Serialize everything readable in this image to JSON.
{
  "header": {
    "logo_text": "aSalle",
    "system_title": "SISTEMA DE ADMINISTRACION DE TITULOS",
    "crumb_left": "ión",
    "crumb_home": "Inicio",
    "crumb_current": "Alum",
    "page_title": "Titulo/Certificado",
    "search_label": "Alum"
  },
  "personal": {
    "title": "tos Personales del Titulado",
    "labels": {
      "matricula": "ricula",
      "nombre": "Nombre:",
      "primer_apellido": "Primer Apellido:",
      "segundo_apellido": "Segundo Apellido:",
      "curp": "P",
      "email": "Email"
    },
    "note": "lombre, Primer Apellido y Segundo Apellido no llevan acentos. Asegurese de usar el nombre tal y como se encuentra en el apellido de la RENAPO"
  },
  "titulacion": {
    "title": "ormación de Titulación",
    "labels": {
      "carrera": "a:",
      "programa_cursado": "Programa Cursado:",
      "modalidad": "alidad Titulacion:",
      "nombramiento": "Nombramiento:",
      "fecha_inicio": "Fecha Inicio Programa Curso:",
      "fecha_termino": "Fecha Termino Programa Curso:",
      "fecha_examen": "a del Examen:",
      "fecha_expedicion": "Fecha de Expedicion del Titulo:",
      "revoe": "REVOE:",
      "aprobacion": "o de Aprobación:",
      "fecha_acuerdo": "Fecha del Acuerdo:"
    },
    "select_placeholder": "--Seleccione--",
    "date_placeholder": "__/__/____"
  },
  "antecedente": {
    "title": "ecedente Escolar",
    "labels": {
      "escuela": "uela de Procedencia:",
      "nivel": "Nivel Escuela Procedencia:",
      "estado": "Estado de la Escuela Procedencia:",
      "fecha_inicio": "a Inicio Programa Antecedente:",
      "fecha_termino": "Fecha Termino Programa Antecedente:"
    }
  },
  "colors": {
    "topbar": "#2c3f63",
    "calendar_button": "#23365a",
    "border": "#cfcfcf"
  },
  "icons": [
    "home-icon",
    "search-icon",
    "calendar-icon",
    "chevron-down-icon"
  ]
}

**Stated goal**: Copy every line above that holds the word "nombre".

**Result of the exercise**:
      "nombre": "Nombre:",
    "note": "lombre, Primer Apellido y Segundo Apellido no llevan acentos. Asegurese de usar el nombre tal y como se encuentra en el apellido de la RENAPO"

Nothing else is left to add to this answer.